• _EXERCISE INSTRUCTIONS_: Extract all lines from the data beneath that include the word "ffffff".

(Dataset rows about figures)
============
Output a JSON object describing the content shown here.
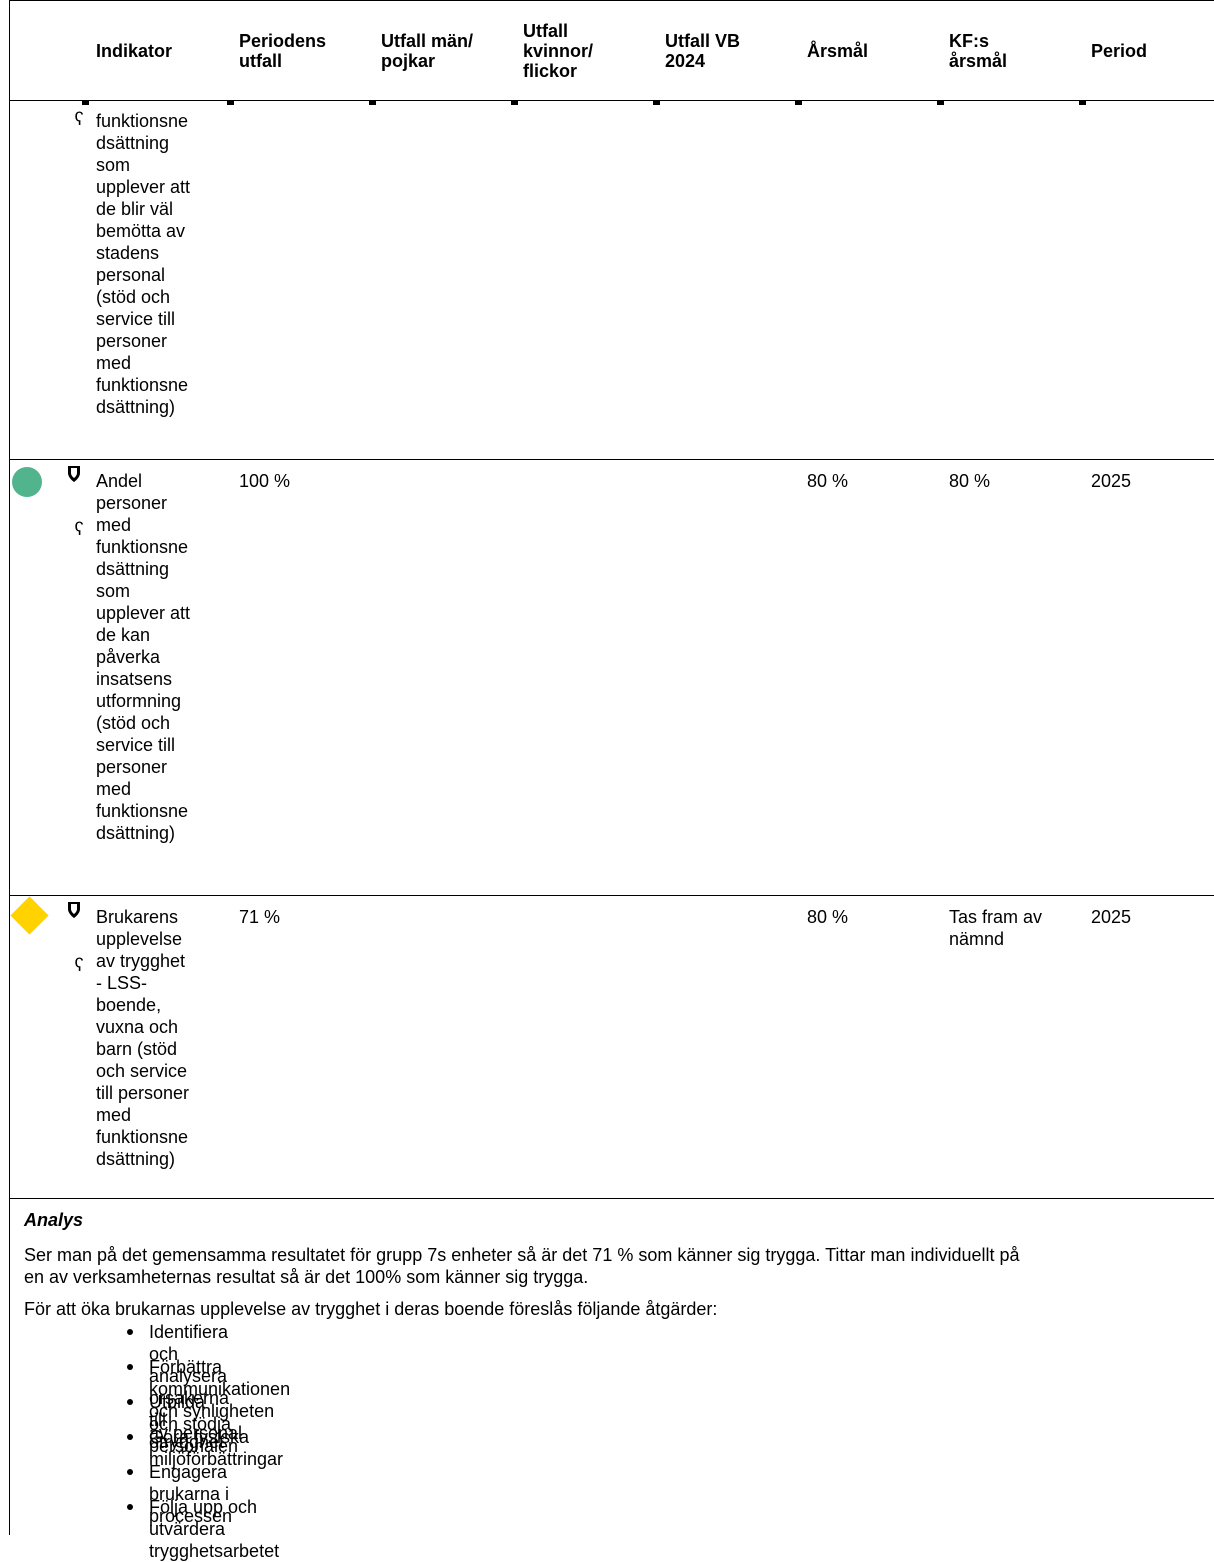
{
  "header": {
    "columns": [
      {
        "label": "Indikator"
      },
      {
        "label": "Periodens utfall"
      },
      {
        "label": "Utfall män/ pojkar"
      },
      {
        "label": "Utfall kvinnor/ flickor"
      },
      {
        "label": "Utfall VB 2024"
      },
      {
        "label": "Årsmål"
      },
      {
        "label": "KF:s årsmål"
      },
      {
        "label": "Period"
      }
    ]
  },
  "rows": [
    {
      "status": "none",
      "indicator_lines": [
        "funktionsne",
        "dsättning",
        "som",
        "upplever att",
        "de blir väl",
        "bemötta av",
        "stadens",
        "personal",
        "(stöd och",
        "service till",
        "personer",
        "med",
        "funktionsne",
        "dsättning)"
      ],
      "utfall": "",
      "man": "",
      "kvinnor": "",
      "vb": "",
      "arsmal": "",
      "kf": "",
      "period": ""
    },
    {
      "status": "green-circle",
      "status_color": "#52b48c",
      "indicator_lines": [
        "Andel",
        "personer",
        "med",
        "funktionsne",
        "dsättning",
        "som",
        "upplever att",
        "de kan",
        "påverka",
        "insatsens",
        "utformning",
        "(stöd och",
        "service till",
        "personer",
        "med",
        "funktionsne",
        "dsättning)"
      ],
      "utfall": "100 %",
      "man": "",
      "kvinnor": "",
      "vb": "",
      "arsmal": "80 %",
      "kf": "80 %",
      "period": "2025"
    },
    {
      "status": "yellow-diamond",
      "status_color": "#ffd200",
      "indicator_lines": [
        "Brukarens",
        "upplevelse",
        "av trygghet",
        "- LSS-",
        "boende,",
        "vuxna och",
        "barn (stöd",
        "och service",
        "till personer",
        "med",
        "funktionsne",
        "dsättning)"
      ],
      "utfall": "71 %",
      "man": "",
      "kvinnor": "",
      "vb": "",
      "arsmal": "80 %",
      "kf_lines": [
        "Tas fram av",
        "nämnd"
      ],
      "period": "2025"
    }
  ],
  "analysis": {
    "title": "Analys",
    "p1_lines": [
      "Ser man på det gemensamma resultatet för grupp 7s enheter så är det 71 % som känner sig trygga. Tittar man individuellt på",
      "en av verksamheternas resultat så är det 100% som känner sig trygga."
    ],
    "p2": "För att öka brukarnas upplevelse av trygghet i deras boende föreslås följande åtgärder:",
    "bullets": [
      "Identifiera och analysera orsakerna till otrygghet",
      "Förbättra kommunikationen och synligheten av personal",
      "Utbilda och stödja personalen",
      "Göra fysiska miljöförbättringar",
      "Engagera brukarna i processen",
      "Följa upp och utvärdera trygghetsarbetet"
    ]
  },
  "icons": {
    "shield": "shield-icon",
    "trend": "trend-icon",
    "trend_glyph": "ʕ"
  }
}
============
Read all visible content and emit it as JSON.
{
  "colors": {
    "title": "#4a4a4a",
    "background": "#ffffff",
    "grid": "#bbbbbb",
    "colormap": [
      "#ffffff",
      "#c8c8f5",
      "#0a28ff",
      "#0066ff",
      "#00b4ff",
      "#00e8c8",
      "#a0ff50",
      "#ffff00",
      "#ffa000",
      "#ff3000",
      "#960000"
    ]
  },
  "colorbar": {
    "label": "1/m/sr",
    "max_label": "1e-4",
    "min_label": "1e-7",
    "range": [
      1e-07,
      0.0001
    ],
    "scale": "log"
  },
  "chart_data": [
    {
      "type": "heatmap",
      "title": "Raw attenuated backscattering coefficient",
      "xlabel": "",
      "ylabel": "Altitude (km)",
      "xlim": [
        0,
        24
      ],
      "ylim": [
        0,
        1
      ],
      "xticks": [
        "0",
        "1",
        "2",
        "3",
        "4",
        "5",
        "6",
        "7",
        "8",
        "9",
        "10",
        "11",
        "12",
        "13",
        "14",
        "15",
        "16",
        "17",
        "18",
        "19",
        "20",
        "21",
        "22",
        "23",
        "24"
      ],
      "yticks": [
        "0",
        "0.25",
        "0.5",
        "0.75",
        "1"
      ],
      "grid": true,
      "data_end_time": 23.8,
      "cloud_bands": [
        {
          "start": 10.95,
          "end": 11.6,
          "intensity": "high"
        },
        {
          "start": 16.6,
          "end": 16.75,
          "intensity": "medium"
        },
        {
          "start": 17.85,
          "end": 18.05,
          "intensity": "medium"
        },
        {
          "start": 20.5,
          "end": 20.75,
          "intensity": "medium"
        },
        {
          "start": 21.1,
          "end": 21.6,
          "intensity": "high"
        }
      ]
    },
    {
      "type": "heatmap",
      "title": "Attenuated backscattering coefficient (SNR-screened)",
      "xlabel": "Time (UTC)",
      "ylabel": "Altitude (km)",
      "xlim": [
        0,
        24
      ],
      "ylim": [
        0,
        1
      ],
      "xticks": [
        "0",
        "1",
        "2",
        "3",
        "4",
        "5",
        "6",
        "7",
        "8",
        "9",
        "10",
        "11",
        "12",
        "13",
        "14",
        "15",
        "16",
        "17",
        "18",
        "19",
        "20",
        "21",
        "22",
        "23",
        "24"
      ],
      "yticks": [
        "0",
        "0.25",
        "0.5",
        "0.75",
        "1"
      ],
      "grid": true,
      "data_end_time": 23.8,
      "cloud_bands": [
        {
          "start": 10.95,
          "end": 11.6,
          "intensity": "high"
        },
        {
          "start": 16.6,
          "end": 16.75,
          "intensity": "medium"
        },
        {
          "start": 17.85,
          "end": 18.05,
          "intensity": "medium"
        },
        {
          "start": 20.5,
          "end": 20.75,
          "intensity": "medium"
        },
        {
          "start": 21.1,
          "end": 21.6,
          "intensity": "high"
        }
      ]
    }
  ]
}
============
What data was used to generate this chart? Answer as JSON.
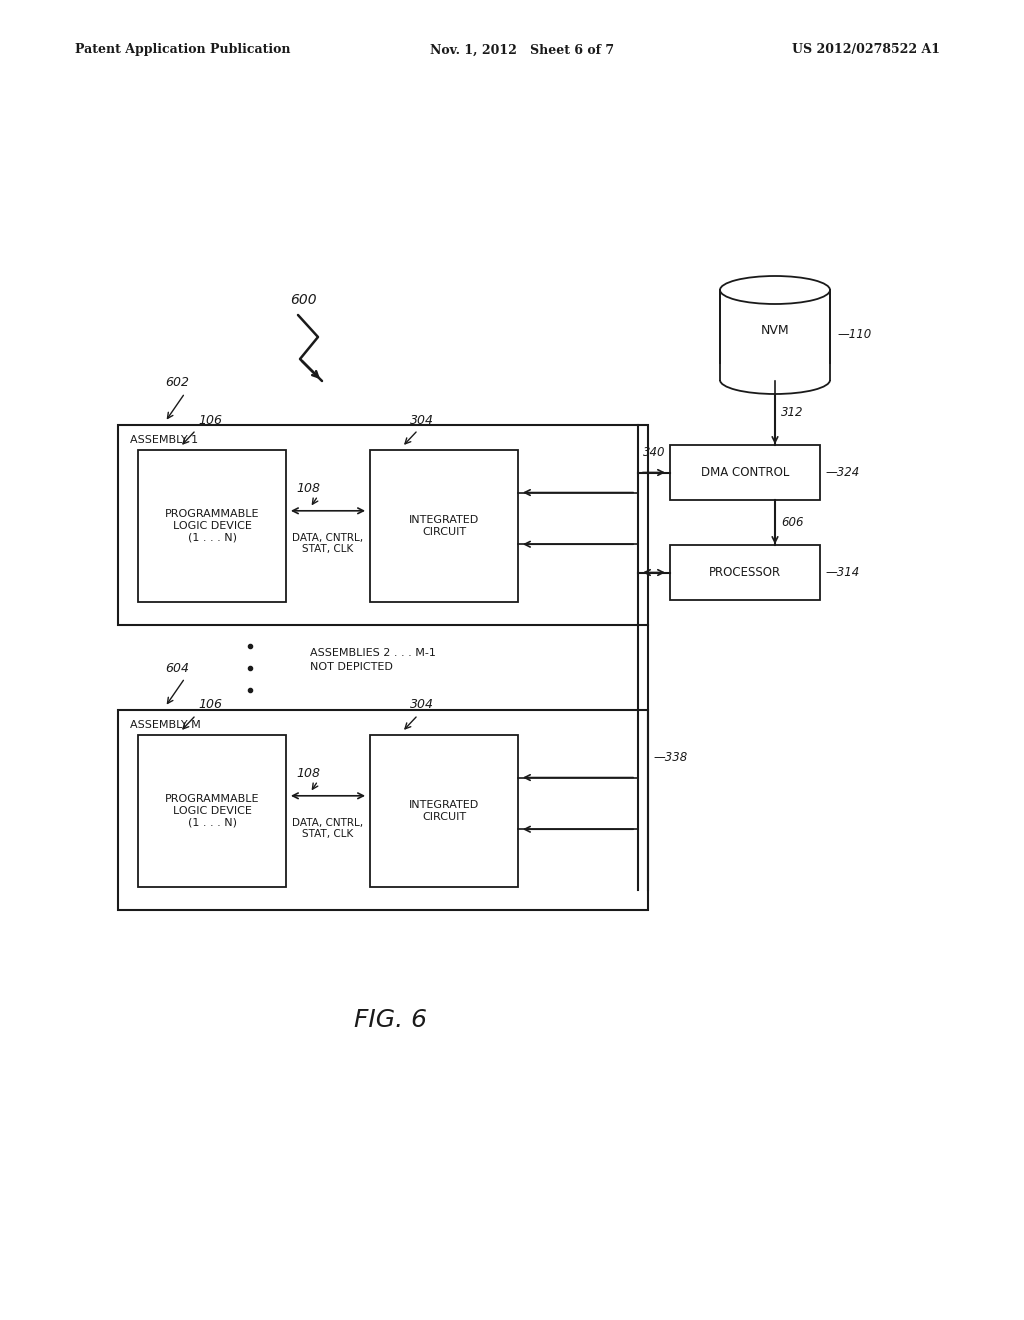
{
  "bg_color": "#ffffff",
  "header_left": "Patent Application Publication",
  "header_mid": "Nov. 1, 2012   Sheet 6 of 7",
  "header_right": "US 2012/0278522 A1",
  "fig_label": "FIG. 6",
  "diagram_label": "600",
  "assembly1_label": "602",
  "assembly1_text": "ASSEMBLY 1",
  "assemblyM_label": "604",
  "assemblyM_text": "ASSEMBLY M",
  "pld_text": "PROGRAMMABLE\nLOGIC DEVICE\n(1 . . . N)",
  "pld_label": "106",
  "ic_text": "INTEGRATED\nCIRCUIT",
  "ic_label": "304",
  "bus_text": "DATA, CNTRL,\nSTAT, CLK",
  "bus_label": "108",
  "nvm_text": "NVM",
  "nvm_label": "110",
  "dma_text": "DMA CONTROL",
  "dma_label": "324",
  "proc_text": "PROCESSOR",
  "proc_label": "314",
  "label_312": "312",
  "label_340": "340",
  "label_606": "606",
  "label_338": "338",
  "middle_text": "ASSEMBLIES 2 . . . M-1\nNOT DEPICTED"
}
============
• _THE OUTPUT_:
    "background": "#ffffff",
      "#ffffff",
  "bg_color": "#ffffff",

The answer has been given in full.